* _DIRECTION_
Gather the lines from the material that contain "再行修正".

BEGIN PROVIDED INFORMATION

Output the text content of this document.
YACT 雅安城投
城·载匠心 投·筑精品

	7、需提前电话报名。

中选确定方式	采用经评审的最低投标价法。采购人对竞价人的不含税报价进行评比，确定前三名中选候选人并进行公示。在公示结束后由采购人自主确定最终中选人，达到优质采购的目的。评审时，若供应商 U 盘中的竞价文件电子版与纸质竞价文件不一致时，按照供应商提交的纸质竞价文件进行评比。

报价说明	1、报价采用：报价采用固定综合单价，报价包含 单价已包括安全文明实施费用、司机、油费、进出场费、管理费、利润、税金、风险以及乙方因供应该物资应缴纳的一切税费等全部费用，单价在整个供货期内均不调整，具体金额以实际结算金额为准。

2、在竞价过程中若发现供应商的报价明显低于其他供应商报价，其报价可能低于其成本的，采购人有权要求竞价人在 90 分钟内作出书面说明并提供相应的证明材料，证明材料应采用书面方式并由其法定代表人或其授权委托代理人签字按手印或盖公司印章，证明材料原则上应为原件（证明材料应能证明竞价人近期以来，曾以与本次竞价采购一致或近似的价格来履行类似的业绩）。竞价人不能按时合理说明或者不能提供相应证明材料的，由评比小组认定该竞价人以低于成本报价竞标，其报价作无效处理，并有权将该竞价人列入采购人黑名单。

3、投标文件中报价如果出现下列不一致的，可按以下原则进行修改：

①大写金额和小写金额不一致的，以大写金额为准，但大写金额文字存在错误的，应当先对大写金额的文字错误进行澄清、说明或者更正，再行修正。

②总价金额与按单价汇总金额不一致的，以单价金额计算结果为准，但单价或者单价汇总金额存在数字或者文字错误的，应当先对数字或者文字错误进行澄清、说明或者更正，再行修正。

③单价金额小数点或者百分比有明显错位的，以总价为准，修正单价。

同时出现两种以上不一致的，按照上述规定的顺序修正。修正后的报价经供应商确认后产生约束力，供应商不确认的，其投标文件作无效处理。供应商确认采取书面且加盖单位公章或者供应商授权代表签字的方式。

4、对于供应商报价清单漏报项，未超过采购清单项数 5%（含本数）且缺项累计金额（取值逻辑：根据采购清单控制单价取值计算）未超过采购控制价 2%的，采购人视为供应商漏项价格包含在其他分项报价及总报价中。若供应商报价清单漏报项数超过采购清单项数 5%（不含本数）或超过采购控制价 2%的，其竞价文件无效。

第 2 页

END PROVIDED INFORMATION

* _RESULT OF THIS TASK_
①大写金额和小写金额不一致的，以大写金额为准，但大写金额文字存在错误的，应当先对大写金额的文字错误进行澄清、说明或者更正，再行修正。
②总价金额与按单价汇总金额不一致的，以单价金额计算结果为准，但单价或者单价汇总金额存在数字或者文字错误的，应当先对数字或者文字错误进行澄清、说明或者更正，再行修正。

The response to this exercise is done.